■ **The problem**:
Copy every line of the data that contains the string "experimented".

■ **Dataset records**:
:::::

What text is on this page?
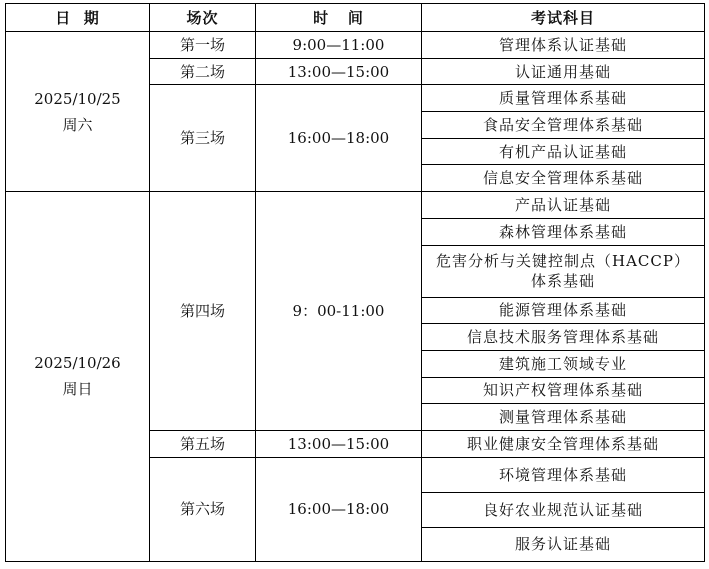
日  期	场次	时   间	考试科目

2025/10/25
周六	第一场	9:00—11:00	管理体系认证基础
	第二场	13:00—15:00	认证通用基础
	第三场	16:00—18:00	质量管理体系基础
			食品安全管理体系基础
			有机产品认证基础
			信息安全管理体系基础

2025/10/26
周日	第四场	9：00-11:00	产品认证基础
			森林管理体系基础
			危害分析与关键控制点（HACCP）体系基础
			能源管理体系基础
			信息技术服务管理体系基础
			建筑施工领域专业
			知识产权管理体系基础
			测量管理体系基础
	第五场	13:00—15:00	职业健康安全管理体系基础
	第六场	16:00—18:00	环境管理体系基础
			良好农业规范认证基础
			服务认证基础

:::::

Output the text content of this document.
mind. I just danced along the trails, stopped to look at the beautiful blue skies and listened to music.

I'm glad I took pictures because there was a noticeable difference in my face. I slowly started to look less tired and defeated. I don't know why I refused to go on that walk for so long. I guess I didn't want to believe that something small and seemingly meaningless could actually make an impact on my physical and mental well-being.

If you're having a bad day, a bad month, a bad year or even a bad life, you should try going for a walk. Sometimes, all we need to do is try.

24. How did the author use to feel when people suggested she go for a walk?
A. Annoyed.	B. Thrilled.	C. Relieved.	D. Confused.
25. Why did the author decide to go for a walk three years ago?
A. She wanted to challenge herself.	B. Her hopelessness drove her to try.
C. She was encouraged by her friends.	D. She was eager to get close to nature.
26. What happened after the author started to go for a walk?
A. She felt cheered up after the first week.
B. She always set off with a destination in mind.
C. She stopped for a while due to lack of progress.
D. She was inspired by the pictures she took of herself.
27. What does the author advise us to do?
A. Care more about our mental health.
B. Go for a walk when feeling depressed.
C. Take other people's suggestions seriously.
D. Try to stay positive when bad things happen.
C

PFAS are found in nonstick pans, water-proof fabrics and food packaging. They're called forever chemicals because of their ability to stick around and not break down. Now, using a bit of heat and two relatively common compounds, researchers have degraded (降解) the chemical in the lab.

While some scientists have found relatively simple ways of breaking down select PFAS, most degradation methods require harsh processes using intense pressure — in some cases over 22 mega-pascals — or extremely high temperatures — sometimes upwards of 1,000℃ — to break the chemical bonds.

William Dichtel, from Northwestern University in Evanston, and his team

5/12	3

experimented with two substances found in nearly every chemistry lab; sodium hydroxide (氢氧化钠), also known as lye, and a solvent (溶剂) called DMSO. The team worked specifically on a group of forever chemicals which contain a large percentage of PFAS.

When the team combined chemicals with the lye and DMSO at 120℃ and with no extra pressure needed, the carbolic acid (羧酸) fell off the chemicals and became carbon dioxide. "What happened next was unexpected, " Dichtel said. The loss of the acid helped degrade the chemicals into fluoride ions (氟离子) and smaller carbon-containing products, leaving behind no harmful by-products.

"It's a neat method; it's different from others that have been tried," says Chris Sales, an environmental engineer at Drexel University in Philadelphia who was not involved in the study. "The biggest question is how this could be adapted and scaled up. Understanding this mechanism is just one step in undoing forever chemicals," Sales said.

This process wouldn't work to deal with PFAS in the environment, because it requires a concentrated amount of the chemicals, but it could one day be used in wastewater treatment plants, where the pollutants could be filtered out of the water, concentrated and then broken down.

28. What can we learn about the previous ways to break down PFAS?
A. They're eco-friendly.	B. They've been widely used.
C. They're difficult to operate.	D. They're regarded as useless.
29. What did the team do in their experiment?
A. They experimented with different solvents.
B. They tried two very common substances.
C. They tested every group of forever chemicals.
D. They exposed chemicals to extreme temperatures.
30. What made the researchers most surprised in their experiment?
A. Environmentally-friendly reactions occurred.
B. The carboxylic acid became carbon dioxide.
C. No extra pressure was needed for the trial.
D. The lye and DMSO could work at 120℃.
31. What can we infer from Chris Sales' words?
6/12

:::::

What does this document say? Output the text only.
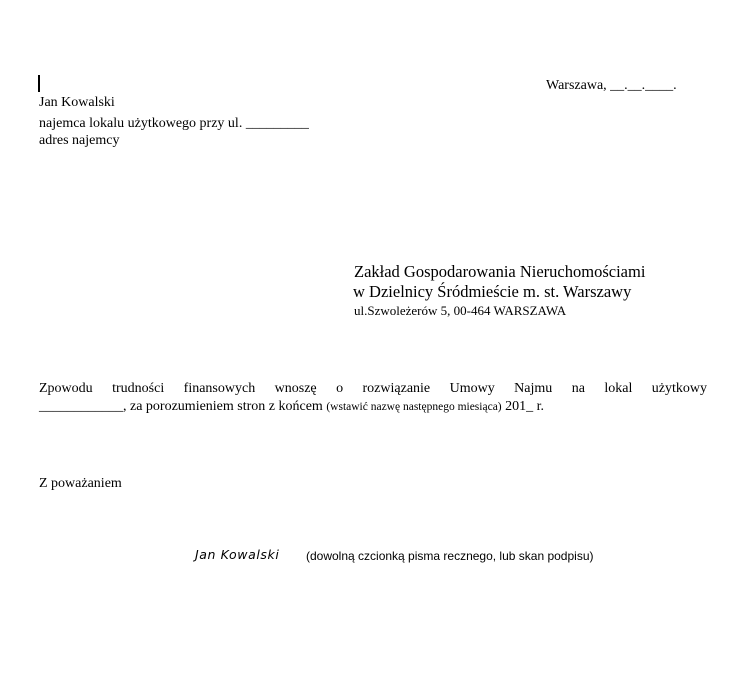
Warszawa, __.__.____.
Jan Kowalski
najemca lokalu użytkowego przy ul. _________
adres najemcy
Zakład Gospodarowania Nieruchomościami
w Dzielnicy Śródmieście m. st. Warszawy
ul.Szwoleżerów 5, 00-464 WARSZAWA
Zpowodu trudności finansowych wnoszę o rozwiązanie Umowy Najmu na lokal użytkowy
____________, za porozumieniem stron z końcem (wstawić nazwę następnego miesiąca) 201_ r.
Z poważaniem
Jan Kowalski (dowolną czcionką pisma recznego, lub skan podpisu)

:::::

■ **Exercise response**:
experimented with two substances found in nearly every chemistry lab; sodium hydroxide (氢氧化钠), also known as lye, and a solvent (溶剂) called DMSO. The team worked specifically on a group of forever chemicals which contain a large percentage of PFAS.
A. They experimented with different solvents.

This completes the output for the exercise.